** start ENTRIES PROVIDED **

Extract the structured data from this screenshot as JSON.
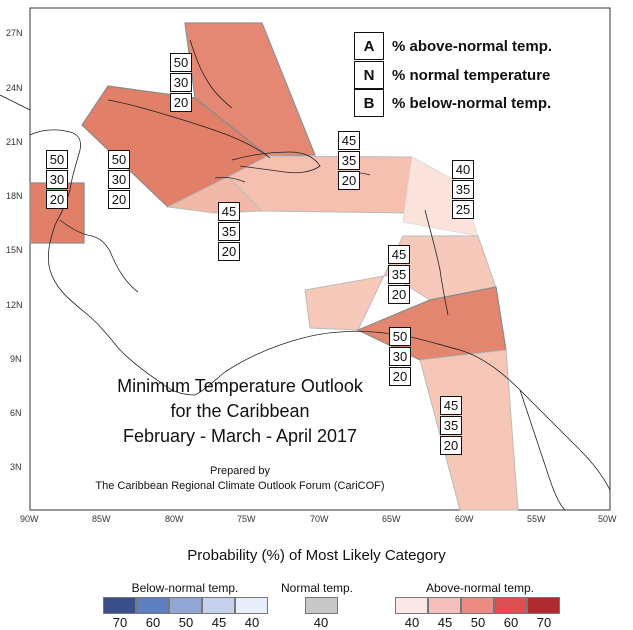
{
  "legend_key": [
    {
      "letter": "A",
      "text": "% above-normal temp."
    },
    {
      "letter": "N",
      "text": "% normal temperature"
    },
    {
      "letter": "B",
      "text": "% below-normal temp."
    }
  ],
  "map_title": [
    "Minimum Temperature Outlook",
    "for the Caribbean",
    "February - March - April 2017"
  ],
  "credit": [
    "Prepared by",
    "The Caribbean Regional Climate Outlook Forum (CariCOF)"
  ],
  "lat_labels": [
    "27N",
    "24N",
    "21N",
    "18N",
    "15N",
    "12N",
    "9N",
    "6N",
    "3N"
  ],
  "lon_labels": [
    "90W",
    "85W",
    "80W",
    "75W",
    "70W",
    "65W",
    "60W",
    "55W",
    "50W"
  ],
  "region_probabilities": [
    {
      "region": "bahamas",
      "values": [
        "50",
        "30",
        "20"
      ]
    },
    {
      "region": "cuba-west",
      "values": [
        "50",
        "30",
        "20"
      ]
    },
    {
      "region": "belize",
      "values": [
        "50",
        "30",
        "20"
      ]
    },
    {
      "region": "hispaniola-pr",
      "values": [
        "45",
        "35",
        "20"
      ]
    },
    {
      "region": "jamaica-south",
      "values": [
        "45",
        "35",
        "20"
      ]
    },
    {
      "region": "leeward-islands",
      "values": [
        "40",
        "35",
        "25"
      ]
    },
    {
      "region": "windward-islands",
      "values": [
        "45",
        "35",
        "20"
      ]
    },
    {
      "region": "trinidad-south",
      "values": [
        "50",
        "30",
        "20"
      ]
    },
    {
      "region": "guianas",
      "values": [
        "45",
        "35",
        "20"
      ]
    }
  ],
  "probability_legend": {
    "title": "Probability (%) of Most Likely Category",
    "below": {
      "label": "Below-normal temp.",
      "ticks": [
        "70",
        "60",
        "50",
        "45",
        "40"
      ],
      "colors": [
        "#3a4f8a",
        "#5f7fc0",
        "#92a6d6",
        "#c6d1ec",
        "#e8eef9"
      ]
    },
    "normal": {
      "label": "Normal temp.",
      "ticks": [
        "40"
      ],
      "colors": [
        "#c8c8c8"
      ]
    },
    "above": {
      "label": "Above-normal temp.",
      "ticks": [
        "40",
        "45",
        "50",
        "60",
        "70"
      ],
      "colors": [
        "#fbe8e6",
        "#f5c0bb",
        "#ec8a84",
        "#dc5054",
        "#b02a31"
      ]
    }
  }
}
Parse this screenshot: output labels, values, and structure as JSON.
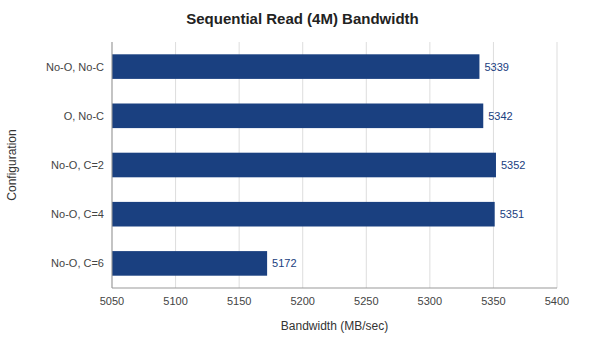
{
  "chart_data": {
    "type": "bar",
    "orientation": "horizontal",
    "title": "Sequential Read (4M) Bandwidth",
    "categories": [
      "No-O, No-C",
      "O, No-C",
      "No-O, C=2",
      "No-O, C=4",
      "No-O, C=6"
    ],
    "values": [
      5339,
      5342,
      5352,
      5351,
      5172
    ],
    "color": "#1a4080",
    "xlabel": "Bandwidth (MB/sec)",
    "ylabel": "Configuration",
    "xlim": [
      5050,
      5400
    ],
    "xticks": [
      5050,
      5100,
      5150,
      5200,
      5250,
      5300,
      5350,
      5400
    ],
    "grid": true,
    "data_labels": true
  }
}
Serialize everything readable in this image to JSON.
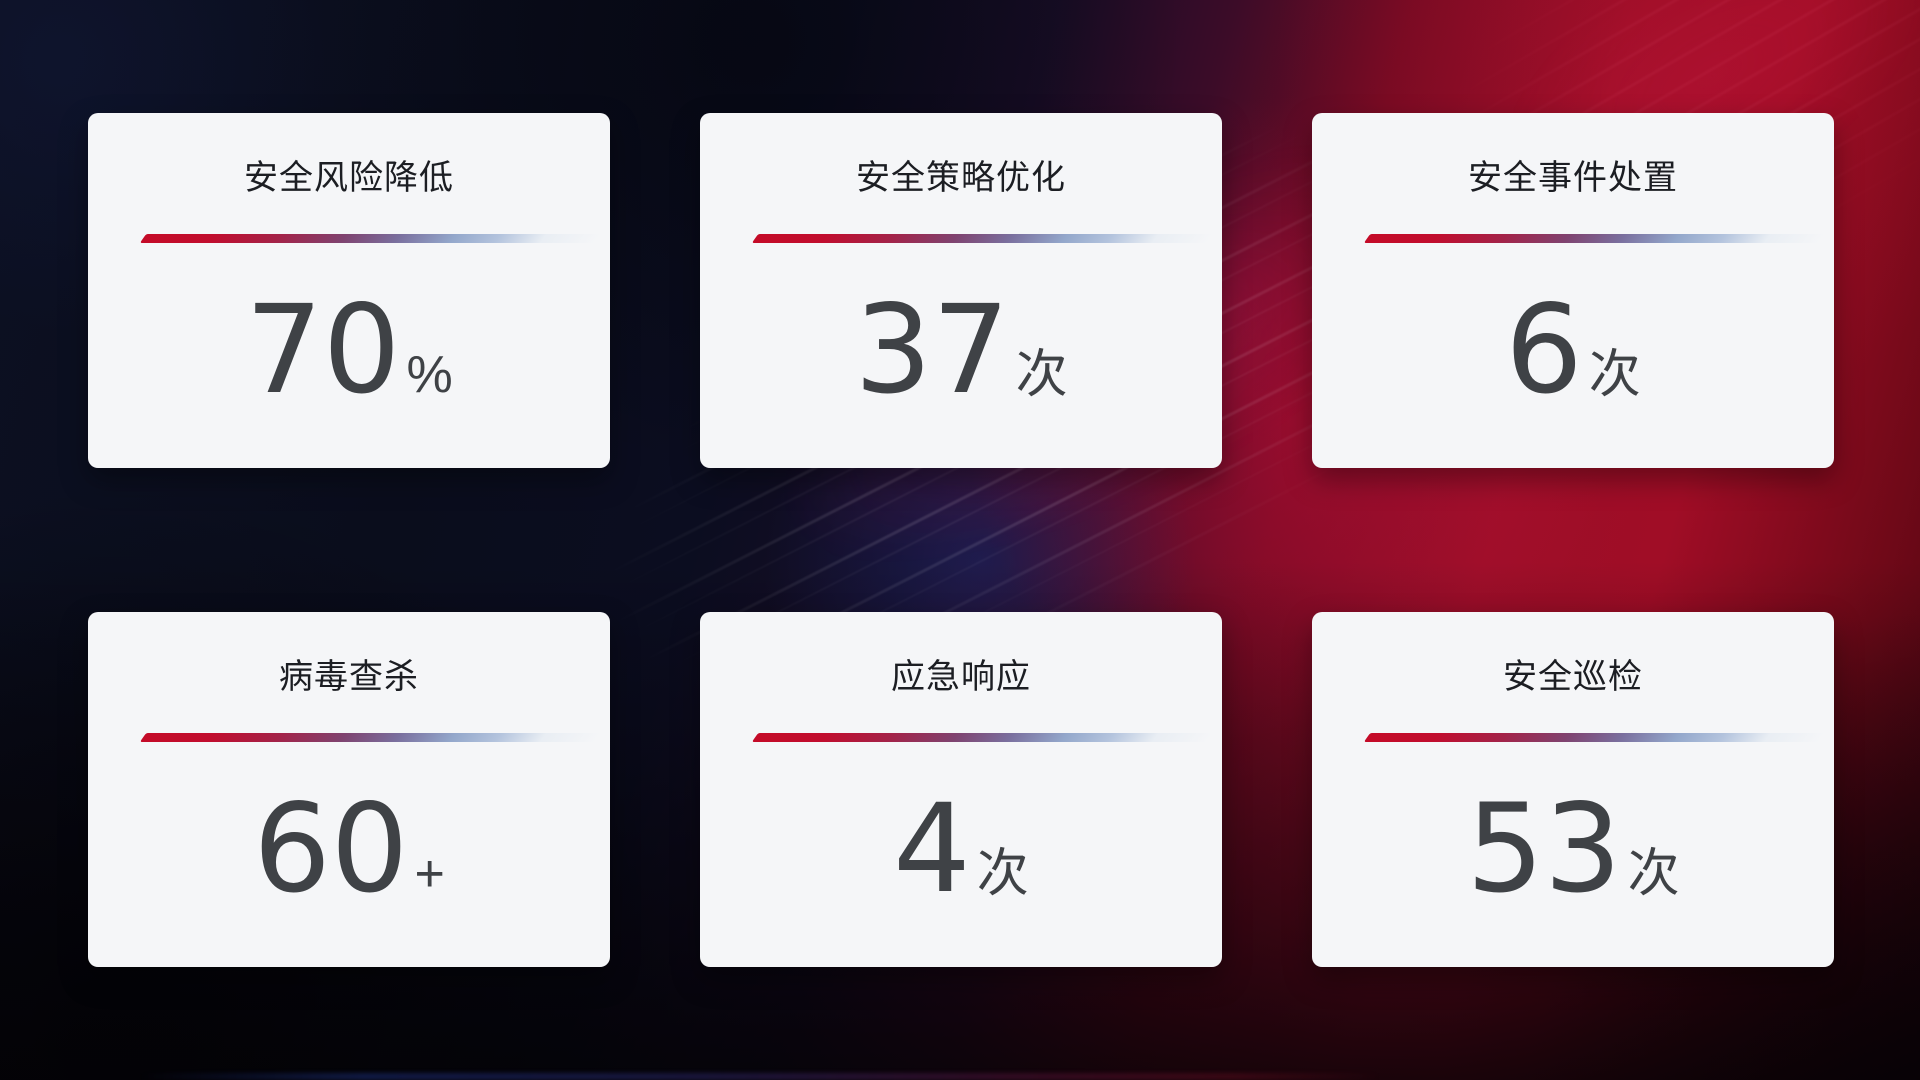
{
  "cards": [
    {
      "title": "安全风险降低",
      "value": "70",
      "unit": "%"
    },
    {
      "title": "安全策略优化",
      "value": "37",
      "unit": "次"
    },
    {
      "title": "安全事件处置",
      "value": "6",
      "unit": "次"
    },
    {
      "title": "病毒查杀",
      "value": "60",
      "unit": "+"
    },
    {
      "title": "应急响应",
      "value": "4",
      "unit": "次"
    },
    {
      "title": "安全巡检",
      "value": "53",
      "unit": "次"
    }
  ],
  "colors": {
    "card_background": "#f5f6f8",
    "title_text": "#1c1e23",
    "value_text": "#3f4246",
    "divider_gradient_start": "#c40b28",
    "divider_gradient_mid": "#7f4370",
    "divider_gradient_end": "#b3c3dd",
    "background_navy": "#0a0d1c",
    "background_red": "#a00d26"
  }
}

** end ENTRIES PROVIDED **

WHAT IS EXPECTED
The required output is the number of lines containing the word "screenshot", and nothing besides.

SOLVED PROBLEM
2